[Dataset records on visual material]
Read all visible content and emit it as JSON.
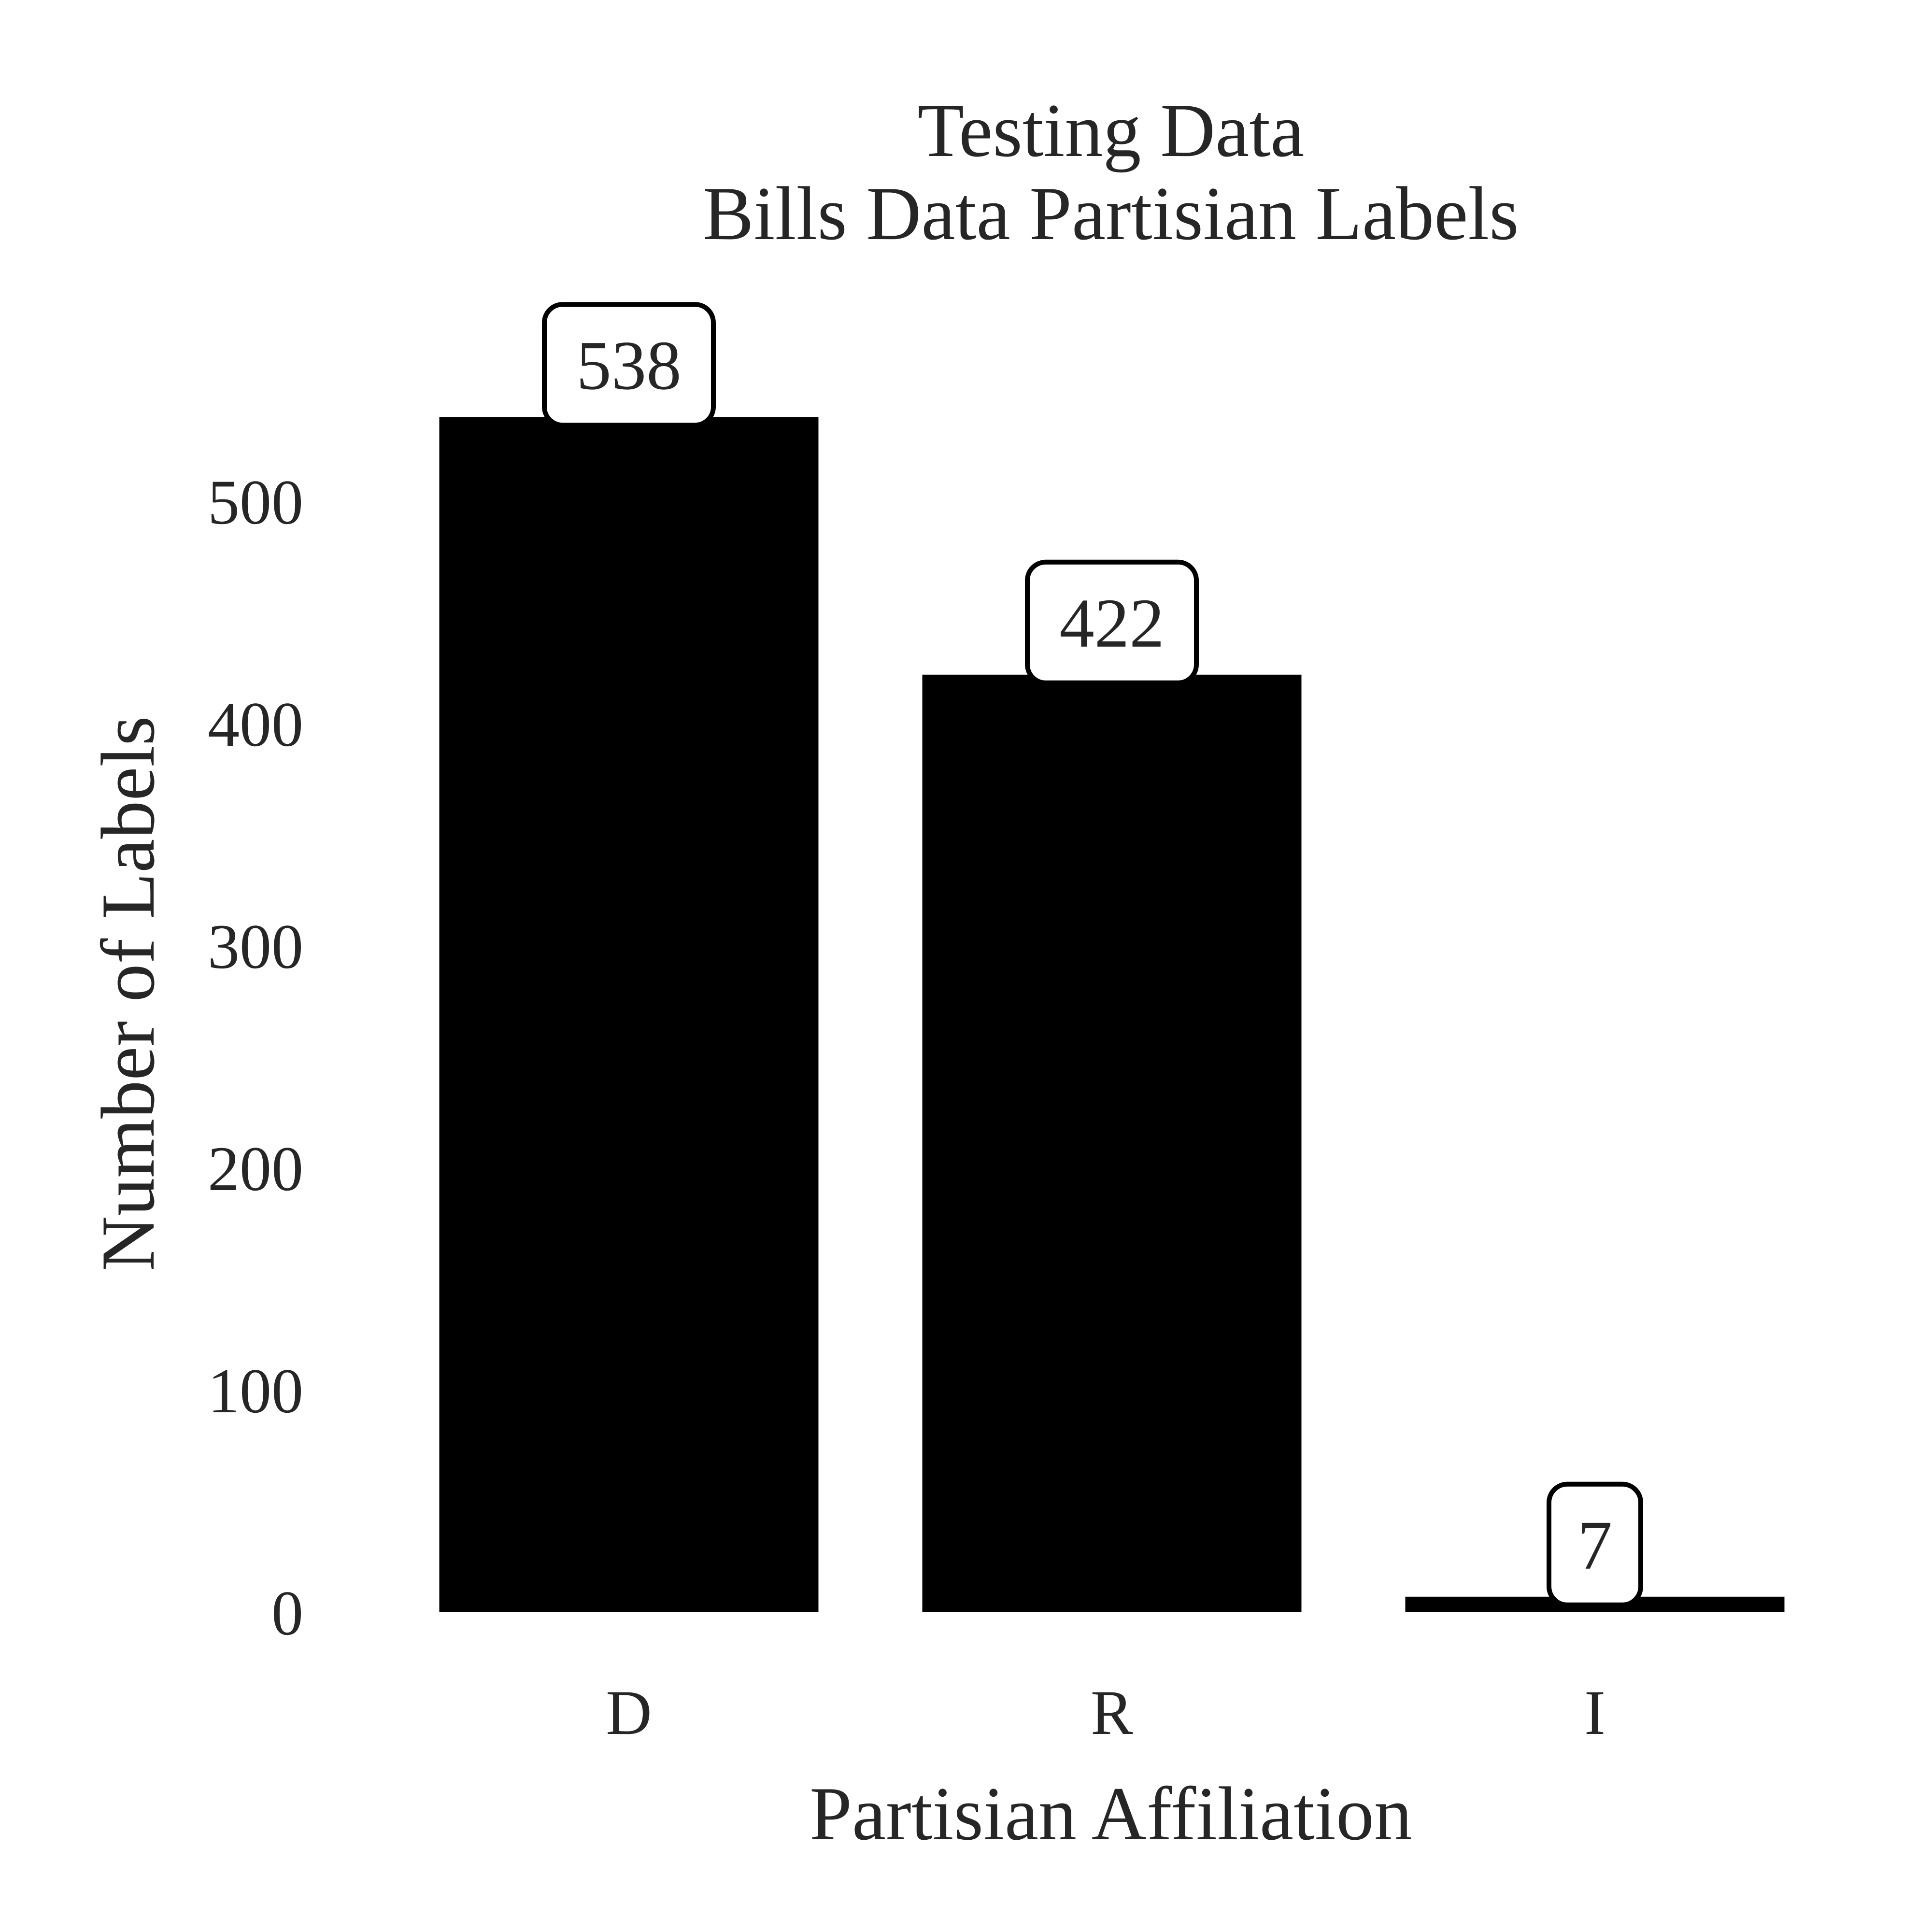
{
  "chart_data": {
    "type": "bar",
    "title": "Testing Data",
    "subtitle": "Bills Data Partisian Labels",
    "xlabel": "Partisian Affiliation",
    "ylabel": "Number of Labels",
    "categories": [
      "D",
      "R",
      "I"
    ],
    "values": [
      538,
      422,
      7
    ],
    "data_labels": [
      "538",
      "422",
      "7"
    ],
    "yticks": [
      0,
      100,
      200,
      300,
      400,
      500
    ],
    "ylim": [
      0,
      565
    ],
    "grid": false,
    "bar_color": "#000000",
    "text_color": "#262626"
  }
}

What the exercise asks: Transcribe each entry above exactly, apart from the pictures.

Exercise result:
Read all visible content and emit it as JSON.
{
  "chart_data": {
    "type": "bar",
    "title": "Testing Data",
    "subtitle": "Bills Data Partisian Labels",
    "xlabel": "Partisian Affiliation",
    "ylabel": "Number of Labels",
    "categories": [
      "D",
      "R",
      "I"
    ],
    "values": [
      538,
      422,
      7
    ],
    "data_labels": [
      "538",
      "422",
      "7"
    ],
    "yticks": [
      0,
      100,
      200,
      300,
      400,
      500
    ],
    "ylim": [
      0,
      565
    ],
    "grid": false,
    "bar_color": "#000000",
    "text_color": "#262626"
  }
}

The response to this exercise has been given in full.